WRITTEN EXERCISE: Please give the entries again in full and exactly, without any picture.

THE RECORDS:
--- BEGIN ---

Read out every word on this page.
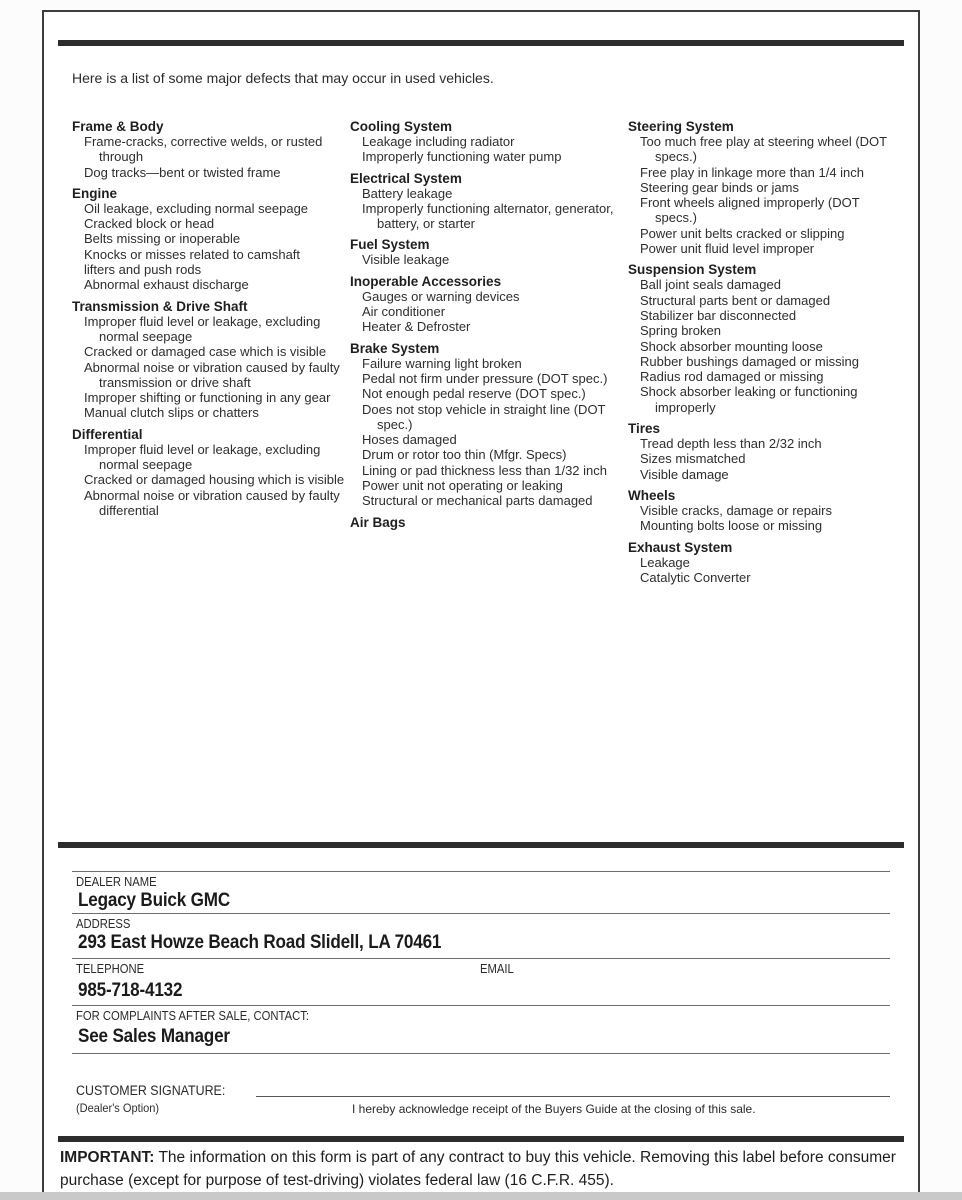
Here is a list of some major defects that may occur in used vehicles.
Frame & Body
Frame-cracks, corrective welds, or rusted through
Dog tracks—bent or twisted frame
Engine
Oil leakage, excluding normal seepage
Cracked block or head
Belts missing or inoperable
Knocks or misses related to camshaft
lifters and push rods
Abnormal exhaust discharge
Transmission & Drive Shaft
Improper fluid level or leakage, excluding normal seepage
Cracked or damaged case which is visible
Abnormal noise or vibration caused by faulty transmission or drive shaft
Improper shifting or functioning in any gear
Manual clutch slips or chatters
Differential
Improper fluid level or leakage, excluding normal seepage
Cracked or damaged housing which is visible
Abnormal noise or vibration caused by faulty differential
Cooling System
Leakage including radiator
Improperly functioning water pump
Electrical System
Battery leakage
Improperly functioning alternator, generator, battery, or starter
Fuel System
Visible leakage
Inoperable Accessories
Gauges or warning devices
Air conditioner
Heater & Defroster
Brake System
Failure warning light broken
Pedal not firm under pressure (DOT spec.)
Not enough pedal reserve (DOT spec.)
Does not stop vehicle in straight line (DOT spec.)
Hoses damaged
Drum or rotor too thin (Mfgr. Specs)
Lining or pad thickness less than 1/32 inch
Power unit not operating or leaking
Structural or mechanical parts damaged
Air Bags
Steering System
Too much free play at steering wheel (DOT specs.)
Free play in linkage more than 1/4 inch
Steering gear binds or jams
Front wheels aligned improperly (DOT specs.)
Power unit belts cracked or slipping
Power unit fluid level improper
Suspension System
Ball joint seals damaged
Structural parts bent or damaged
Stabilizer bar disconnected
Spring broken
Shock absorber mounting loose
Rubber bushings damaged or missing
Radius rod damaged or missing
Shock absorber leaking or functioning improperly
Tires
Tread depth less than 2/32 inch
Sizes mismatched
Visible damage
Wheels
Visible cracks, damage or repairs
Mounting bolts loose or missing
Exhaust System
Leakage
Catalytic Converter
DEALER NAME
Legacy Buick GMC
ADDRESS
293 East Howze Beach Road Slidell, LA 70461
TELEPHONE	EMAIL
985-718-4132
FOR COMPLAINTS AFTER SALE, CONTACT:
See Sales Manager
CUSTOMER SIGNATURE:
(Dealer's Option)	I hereby acknowledge receipt of the Buyers Guide at the closing of this sale.
IMPORTANT: The information on this form is part of any contract to buy this vehicle. Removing this label before consumer purchase (except for purpose of test-driving) violates federal law (16 C.F.R. 455).
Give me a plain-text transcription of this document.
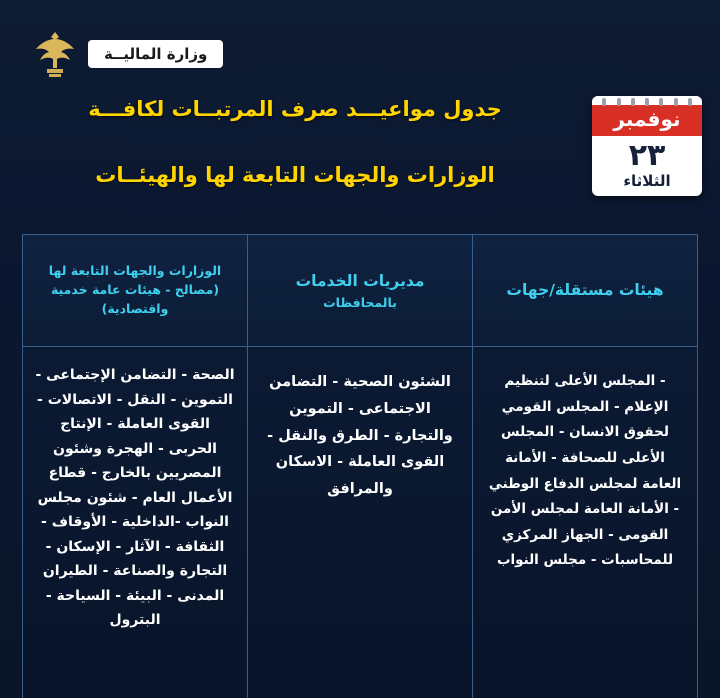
وزارة الماليــة
جدول مواعيـــد صرف المرتبــات لكافـــة
الوزارات والجهات التابعة لها والهيئــات
نوفمبر
٢٣
الثلاثاء
هيئات مستقلة/جهات
- المجلس الأعلى لتنظيم الإعلام - المجلس القومي لحقوق الانسان - المجلس الأعلى للصحافة - الأمانة العامة لمجلس الدفاع الوطني - الأمانة العامة لمجلس الأمن القومى - الجهاز المركزي للمحاسبات - مجلس النواب
مديريات الخدمات
بالمحافظات
الشئون الصحية - التضامن الاجتماعى - التموين والتجارة - الطرق والنقل - القوى العاملة - الاسكان والمرافق
الوزارات والجهات التابعة لها
(مصالح - هيئات عامة خدمية واقتصادية)
الصحة - التضامن الإجتماعى - التموين - النقل - الاتصالات - القوى العاملة - الإنتاج الحربى - الهجرة وشئون المصريين بالخارج - قطاع الأعمال العام - شئون مجلس النواب -الداخلية - الأوقاف - الثقافة - الآثار - الإسكان - التجارة والصناعة - الطيران المدنى - البيئة - السياحة - البترول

--- END ---

IN RESPONSE:
Read out every word on this page.
Here is a list of some major defects that may occur in used vehicles.
Frame & Body
Frame-cracks, corrective welds, or rusted through
Dog tracks—bent or twisted frame
Engine
Oil leakage, excluding normal seepage
Cracked block or head
Belts missing or inoperable
Knocks or misses related to camshaft
lifters and push rods
Abnormal exhaust discharge
Transmission & Drive Shaft
Improper fluid level or leakage, excluding normal seepage
Cracked or damaged case which is visible
Abnormal noise or vibration caused by faulty transmission or drive shaft
Improper shifting or functioning in any gear
Manual clutch slips or chatters
Differential
Improper fluid level or leakage, excluding normal seepage
Cracked or damaged housing which is visible
Abnormal noise or vibration caused by faulty differential
Cooling System
Leakage including radiator
Improperly functioning water pump
Electrical System
Battery leakage
Improperly functioning alternator, generator, battery, or starter
Fuel System
Visible leakage
Inoperable Accessories
Gauges or warning devices
Air conditioner
Heater & Defroster
Brake System
Failure warning light broken
Pedal not firm under pressure (DOT spec.)
Not enough pedal reserve (DOT spec.)
Does not stop vehicle in straight line (DOT spec.)
Hoses damaged
Drum or rotor too thin (Mfgr. Specs)
Lining or pad thickness less than 1/32 inch
Power unit not operating or leaking
Structural or mechanical parts damaged
Air Bags
Steering System
Too much free play at steering wheel (DOT specs.)
Free play in linkage more than 1/4 inch
Steering gear binds or jams
Front wheels aligned improperly (DOT specs.)
Power unit belts cracked or slipping
Power unit fluid level improper
Suspension System
Ball joint seals damaged
Structural parts bent or damaged
Stabilizer bar disconnected
Spring broken
Shock absorber mounting loose
Rubber bushings damaged or missing
Radius rod damaged or missing
Shock absorber leaking or functioning improperly
Tires
Tread depth less than 2/32 inch
Sizes mismatched
Visible damage
Wheels
Visible cracks, damage or repairs
Mounting bolts loose or missing
Exhaust System
Leakage
Catalytic Converter
DEALER NAME
Legacy Buick GMC
ADDRESS
293 East Howze Beach Road Slidell, LA 70461
TELEPHONE	EMAIL
985-718-4132
FOR COMPLAINTS AFTER SALE, CONTACT:
See Sales Manager
CUSTOMER SIGNATURE:
(Dealer's Option)	I hereby acknowledge receipt of the Buyers Guide at the closing of this sale.
IMPORTANT: The information on this form is part of any contract to buy this vehicle. Removing this label before consumer purchase (except for purpose of test-driving) violates federal law (16 C.F.R. 455).
Give me a plain-text transcription of this document.
وزارة الماليــة
جدول مواعيـــد صرف المرتبــات لكافـــة
الوزارات والجهات التابعة لها والهيئــات
نوفمبر
٢٣
الثلاثاء
هيئات مستقلة/جهات
- المجلس الأعلى لتنظيم الإعلام - المجلس القومي لحقوق الانسان - المجلس الأعلى للصحافة - الأمانة العامة لمجلس الدفاع الوطني - الأمانة العامة لمجلس الأمن القومى - الجهاز المركزي للمحاسبات - مجلس النواب
مديريات الخدمات
بالمحافظات
الشئون الصحية - التضامن الاجتماعى - التموين والتجارة - الطرق والنقل - القوى العاملة - الاسكان والمرافق
الوزارات والجهات التابعة لها
(مصالح - هيئات عامة خدمية واقتصادية)
الصحة - التضامن الإجتماعى - التموين - النقل - الاتصالات - القوى العاملة - الإنتاج الحربى - الهجرة وشئون المصريين بالخارج - قطاع الأعمال العام - شئون مجلس النواب -الداخلية - الأوقاف - الثقافة - الآثار - الإسكان - التجارة والصناعة - الطيران المدنى - البيئة - السياحة - البترول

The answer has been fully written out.